Given request: Copy all of the records below verbatim.

Source data:
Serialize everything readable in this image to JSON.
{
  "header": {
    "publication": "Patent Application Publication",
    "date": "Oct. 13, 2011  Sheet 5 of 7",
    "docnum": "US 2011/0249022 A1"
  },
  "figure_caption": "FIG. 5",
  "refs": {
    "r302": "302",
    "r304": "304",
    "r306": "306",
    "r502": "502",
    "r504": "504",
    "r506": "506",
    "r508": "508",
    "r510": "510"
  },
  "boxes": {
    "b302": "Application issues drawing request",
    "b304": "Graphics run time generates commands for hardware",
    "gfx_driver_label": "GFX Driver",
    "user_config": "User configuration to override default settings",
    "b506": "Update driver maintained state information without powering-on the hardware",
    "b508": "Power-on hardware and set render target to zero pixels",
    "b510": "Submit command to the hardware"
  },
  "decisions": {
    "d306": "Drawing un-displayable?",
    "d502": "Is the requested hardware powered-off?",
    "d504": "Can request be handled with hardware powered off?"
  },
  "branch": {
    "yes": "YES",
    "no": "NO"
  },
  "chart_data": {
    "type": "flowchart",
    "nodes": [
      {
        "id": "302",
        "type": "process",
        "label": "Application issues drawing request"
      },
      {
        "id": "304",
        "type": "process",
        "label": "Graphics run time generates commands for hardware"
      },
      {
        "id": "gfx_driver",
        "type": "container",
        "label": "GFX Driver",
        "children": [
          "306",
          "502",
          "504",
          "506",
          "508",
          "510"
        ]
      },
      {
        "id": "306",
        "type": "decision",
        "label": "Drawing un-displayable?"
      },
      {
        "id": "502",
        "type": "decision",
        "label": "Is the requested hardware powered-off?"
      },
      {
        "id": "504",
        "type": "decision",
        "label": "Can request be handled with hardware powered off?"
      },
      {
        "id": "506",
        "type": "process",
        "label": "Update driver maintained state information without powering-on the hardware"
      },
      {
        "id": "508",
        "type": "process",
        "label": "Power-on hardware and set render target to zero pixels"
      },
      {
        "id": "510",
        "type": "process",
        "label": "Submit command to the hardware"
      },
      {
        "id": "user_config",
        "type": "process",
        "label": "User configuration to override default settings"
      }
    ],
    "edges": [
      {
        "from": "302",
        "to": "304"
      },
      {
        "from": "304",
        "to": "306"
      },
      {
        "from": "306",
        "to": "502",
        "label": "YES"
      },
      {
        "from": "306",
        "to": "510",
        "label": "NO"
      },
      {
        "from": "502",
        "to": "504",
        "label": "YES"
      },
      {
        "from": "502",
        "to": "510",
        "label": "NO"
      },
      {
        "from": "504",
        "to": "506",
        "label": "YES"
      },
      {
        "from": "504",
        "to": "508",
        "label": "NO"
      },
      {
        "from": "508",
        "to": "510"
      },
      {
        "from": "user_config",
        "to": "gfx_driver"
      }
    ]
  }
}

Task output:
Serialize everything readable in this image to JSON.
{
  "header": {
    "publication": "Patent Application Publication",
    "date": "Oct. 13, 2011  Sheet 5 of 7",
    "docnum": "US 2011/0249022 A1"
  },
  "figure_caption": "FIG. 5",
  "refs": {
    "r302": "302",
    "r304": "304",
    "r306": "306",
    "r502": "502",
    "r504": "504",
    "r506": "506",
    "r508": "508",
    "r510": "510"
  },
  "boxes": {
    "b302": "Application issues drawing request",
    "b304": "Graphics run time generates commands for hardware",
    "gfx_driver_label": "GFX Driver",
    "user_config": "User configuration to override default settings",
    "b506": "Update driver maintained state information without powering-on the hardware",
    "b508": "Power-on hardware and set render target to zero pixels",
    "b510": "Submit command to the hardware"
  },
  "decisions": {
    "d306": "Drawing un-displayable?",
    "d502": "Is the requested hardware powered-off?",
    "d504": "Can request be handled with hardware powered off?"
  },
  "branch": {
    "yes": "YES",
    "no": "NO"
  },
  "chart_data": {
    "type": "flowchart",
    "nodes": [
      {
        "id": "302",
        "type": "process",
        "label": "Application issues drawing request"
      },
      {
        "id": "304",
        "type": "process",
        "label": "Graphics run time generates commands for hardware"
      },
      {
        "id": "gfx_driver",
        "type": "container",
        "label": "GFX Driver",
        "children": [
          "306",
          "502",
          "504",
          "506",
          "508",
          "510"
        ]
      },
      {
        "id": "306",
        "type": "decision",
        "label": "Drawing un-displayable?"
      },
      {
        "id": "502",
        "type": "decision",
        "label": "Is the requested hardware powered-off?"
      },
      {
        "id": "504",
        "type": "decision",
        "label": "Can request be handled with hardware powered off?"
      },
      {
        "id": "506",
        "type": "process",
        "label": "Update driver maintained state information without powering-on the hardware"
      },
      {
        "id": "508",
        "type": "process",
        "label": "Power-on hardware and set render target to zero pixels"
      },
      {
        "id": "510",
        "type": "process",
        "label": "Submit command to the hardware"
      },
      {
        "id": "user_config",
        "type": "process",
        "label": "User configuration to override default settings"
      }
    ],
    "edges": [
      {
        "from": "302",
        "to": "304"
      },
      {
        "from": "304",
        "to": "306"
      },
      {
        "from": "306",
        "to": "502",
        "label": "YES"
      },
      {
        "from": "306",
        "to": "510",
        "label": "NO"
      },
      {
        "from": "502",
        "to": "504",
        "label": "YES"
      },
      {
        "from": "502",
        "to": "510",
        "label": "NO"
      },
      {
        "from": "504",
        "to": "506",
        "label": "YES"
      },
      {
        "from": "504",
        "to": "508",
        "label": "NO"
      },
      {
        "from": "508",
        "to": "510"
      },
      {
        "from": "user_config",
        "to": "gfx_driver"
      }
    ]
  }
}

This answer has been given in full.